Go through the data below and gather each line containing "experiment".

═══

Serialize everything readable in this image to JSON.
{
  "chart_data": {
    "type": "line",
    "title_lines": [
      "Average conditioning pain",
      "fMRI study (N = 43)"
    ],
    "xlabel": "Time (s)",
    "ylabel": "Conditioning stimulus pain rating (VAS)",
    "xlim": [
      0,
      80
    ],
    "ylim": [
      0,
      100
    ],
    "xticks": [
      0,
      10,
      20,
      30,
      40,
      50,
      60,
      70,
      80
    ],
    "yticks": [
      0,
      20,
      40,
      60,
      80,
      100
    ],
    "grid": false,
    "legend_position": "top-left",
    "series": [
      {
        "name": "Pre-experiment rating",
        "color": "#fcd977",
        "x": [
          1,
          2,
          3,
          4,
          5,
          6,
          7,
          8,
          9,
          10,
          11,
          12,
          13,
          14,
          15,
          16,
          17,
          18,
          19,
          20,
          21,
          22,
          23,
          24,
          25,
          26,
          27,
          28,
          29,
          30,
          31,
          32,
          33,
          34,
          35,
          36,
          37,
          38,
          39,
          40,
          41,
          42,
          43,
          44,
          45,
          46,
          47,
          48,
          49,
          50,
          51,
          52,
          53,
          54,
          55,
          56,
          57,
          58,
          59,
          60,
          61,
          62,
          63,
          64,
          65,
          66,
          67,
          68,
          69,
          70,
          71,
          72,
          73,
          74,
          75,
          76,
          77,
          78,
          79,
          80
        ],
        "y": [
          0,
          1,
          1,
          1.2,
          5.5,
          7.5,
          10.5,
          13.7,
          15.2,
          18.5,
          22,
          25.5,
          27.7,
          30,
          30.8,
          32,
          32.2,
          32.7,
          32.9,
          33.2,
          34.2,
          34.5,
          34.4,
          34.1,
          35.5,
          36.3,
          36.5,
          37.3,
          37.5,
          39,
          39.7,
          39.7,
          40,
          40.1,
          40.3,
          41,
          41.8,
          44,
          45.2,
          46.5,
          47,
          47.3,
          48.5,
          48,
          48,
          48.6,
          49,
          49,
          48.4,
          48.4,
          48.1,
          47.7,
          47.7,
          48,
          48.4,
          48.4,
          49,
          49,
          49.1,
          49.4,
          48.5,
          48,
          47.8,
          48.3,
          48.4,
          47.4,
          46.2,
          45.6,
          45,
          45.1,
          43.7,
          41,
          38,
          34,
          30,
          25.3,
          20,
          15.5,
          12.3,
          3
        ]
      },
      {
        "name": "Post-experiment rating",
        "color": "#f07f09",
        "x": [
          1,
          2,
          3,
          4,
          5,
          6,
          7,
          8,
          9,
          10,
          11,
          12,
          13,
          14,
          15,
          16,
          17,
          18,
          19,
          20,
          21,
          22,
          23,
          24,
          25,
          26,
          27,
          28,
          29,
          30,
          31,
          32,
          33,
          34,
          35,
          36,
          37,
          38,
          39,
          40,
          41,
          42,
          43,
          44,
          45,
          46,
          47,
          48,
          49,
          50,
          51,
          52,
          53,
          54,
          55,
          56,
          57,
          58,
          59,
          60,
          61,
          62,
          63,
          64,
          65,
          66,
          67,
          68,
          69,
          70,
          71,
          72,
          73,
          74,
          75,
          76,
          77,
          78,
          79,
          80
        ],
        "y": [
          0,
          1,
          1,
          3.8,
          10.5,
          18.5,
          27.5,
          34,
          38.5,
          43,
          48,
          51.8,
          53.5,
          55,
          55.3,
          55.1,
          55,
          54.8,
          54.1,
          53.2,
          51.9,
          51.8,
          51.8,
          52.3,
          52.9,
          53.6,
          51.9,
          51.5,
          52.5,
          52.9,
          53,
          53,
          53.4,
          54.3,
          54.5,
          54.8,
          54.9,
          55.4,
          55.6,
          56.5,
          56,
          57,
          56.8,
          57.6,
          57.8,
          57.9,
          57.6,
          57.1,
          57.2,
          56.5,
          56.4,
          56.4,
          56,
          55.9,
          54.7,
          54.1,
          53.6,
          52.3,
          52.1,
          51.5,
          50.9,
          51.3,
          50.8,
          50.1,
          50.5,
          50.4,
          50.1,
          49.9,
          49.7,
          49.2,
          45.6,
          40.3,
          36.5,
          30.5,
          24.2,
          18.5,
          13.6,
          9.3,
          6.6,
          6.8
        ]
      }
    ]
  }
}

═══

» Answer to this problem:
        "name": "Pre-experiment rating",
        "name": "Post-experiment rating",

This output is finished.